→ **Data supplied**
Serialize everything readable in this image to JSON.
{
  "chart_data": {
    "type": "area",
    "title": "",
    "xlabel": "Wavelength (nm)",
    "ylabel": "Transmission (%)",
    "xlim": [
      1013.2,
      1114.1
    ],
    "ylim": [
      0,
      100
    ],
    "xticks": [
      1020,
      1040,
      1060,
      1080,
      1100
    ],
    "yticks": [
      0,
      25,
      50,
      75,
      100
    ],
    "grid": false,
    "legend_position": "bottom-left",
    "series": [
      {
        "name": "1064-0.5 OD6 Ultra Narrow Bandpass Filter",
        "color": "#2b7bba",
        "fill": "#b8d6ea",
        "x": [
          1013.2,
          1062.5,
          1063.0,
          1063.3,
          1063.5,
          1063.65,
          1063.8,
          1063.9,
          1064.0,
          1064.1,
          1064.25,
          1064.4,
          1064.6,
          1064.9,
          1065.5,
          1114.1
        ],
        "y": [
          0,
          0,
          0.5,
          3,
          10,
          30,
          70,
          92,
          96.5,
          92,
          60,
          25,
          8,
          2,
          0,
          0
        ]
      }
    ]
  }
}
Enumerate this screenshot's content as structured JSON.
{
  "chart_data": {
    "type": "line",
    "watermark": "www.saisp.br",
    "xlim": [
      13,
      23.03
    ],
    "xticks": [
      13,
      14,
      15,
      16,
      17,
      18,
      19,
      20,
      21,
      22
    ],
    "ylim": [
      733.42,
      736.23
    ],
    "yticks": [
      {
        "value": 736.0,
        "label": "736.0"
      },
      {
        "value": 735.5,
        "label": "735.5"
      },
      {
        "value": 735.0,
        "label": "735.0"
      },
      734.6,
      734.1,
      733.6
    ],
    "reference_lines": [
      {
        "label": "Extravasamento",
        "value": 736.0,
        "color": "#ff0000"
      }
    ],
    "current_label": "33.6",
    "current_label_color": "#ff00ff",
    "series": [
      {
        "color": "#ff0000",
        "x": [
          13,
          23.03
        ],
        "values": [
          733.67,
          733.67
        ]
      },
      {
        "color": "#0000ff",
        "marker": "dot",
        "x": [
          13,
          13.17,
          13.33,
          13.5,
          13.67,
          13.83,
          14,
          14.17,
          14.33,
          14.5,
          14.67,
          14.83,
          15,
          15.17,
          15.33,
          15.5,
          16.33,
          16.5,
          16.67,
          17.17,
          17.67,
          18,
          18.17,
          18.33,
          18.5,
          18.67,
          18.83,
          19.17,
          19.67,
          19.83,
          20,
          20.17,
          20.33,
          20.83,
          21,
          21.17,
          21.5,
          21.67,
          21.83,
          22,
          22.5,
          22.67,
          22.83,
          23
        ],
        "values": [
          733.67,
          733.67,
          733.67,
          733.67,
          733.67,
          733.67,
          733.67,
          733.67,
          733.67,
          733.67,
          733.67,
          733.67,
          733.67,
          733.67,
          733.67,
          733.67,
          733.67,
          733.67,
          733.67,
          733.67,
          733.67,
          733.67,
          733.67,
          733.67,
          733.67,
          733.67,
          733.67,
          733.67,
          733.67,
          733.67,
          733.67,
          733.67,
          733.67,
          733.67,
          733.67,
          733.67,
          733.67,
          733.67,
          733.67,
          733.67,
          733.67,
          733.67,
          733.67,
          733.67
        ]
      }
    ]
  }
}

→ **Short task**
Return all the data above once more, precisely as given.

→ **Completed task**
Serialize everything readable in this image to JSON.
{
  "chart_data": {
    "type": "area",
    "title": "",
    "xlabel": "Wavelength (nm)",
    "ylabel": "Transmission (%)",
    "xlim": [
      1013.2,
      1114.1
    ],
    "ylim": [
      0,
      100
    ],
    "xticks": [
      1020,
      1040,
      1060,
      1080,
      1100
    ],
    "yticks": [
      0,
      25,
      50,
      75,
      100
    ],
    "grid": false,
    "legend_position": "bottom-left",
    "series": [
      {
        "name": "1064-0.5 OD6 Ultra Narrow Bandpass Filter",
        "color": "#2b7bba",
        "fill": "#b8d6ea",
        "x": [
          1013.2,
          1062.5,
          1063.0,
          1063.3,
          1063.5,
          1063.65,
          1063.8,
          1063.9,
          1064.0,
          1064.1,
          1064.25,
          1064.4,
          1064.6,
          1064.9,
          1065.5,
          1114.1
        ],
        "y": [
          0,
          0,
          0.5,
          3,
          10,
          30,
          70,
          92,
          96.5,
          92,
          60,
          25,
          8,
          2,
          0,
          0
        ]
      }
    ]
  }
}
Enumerate this screenshot's content as structured JSON.
{
  "chart_data": {
    "type": "line",
    "watermark": "www.saisp.br",
    "xlim": [
      13,
      23.03
    ],
    "xticks": [
      13,
      14,
      15,
      16,
      17,
      18,
      19,
      20,
      21,
      22
    ],
    "ylim": [
      733.42,
      736.23
    ],
    "yticks": [
      {
        "value": 736.0,
        "label": "736.0"
      },
      {
        "value": 735.5,
        "label": "735.5"
      },
      {
        "value": 735.0,
        "label": "735.0"
      },
      734.6,
      734.1,
      733.6
    ],
    "reference_lines": [
      {
        "label": "Extravasamento",
        "value": 736.0,
        "color": "#ff0000"
      }
    ],
    "current_label": "33.6",
    "current_label_color": "#ff00ff",
    "series": [
      {
        "color": "#ff0000",
        "x": [
          13,
          23.03
        ],
        "values": [
          733.67,
          733.67
        ]
      },
      {
        "color": "#0000ff",
        "marker": "dot",
        "x": [
          13,
          13.17,
          13.33,
          13.5,
          13.67,
          13.83,
          14,
          14.17,
          14.33,
          14.5,
          14.67,
          14.83,
          15,
          15.17,
          15.33,
          15.5,
          16.33,
          16.5,
          16.67,
          17.17,
          17.67,
          18,
          18.17,
          18.33,
          18.5,
          18.67,
          18.83,
          19.17,
          19.67,
          19.83,
          20,
          20.17,
          20.33,
          20.83,
          21,
          21.17,
          21.5,
          21.67,
          21.83,
          22,
          22.5,
          22.67,
          22.83,
          23
        ],
        "values": [
          733.67,
          733.67,
          733.67,
          733.67,
          733.67,
          733.67,
          733.67,
          733.67,
          733.67,
          733.67,
          733.67,
          733.67,
          733.67,
          733.67,
          733.67,
          733.67,
          733.67,
          733.67,
          733.67,
          733.67,
          733.67,
          733.67,
          733.67,
          733.67,
          733.67,
          733.67,
          733.67,
          733.67,
          733.67,
          733.67,
          733.67,
          733.67,
          733.67,
          733.67,
          733.67,
          733.67,
          733.67,
          733.67,
          733.67,
          733.67,
          733.67,
          733.67,
          733.67,
          733.67
        ]
      }
    ]
  }
}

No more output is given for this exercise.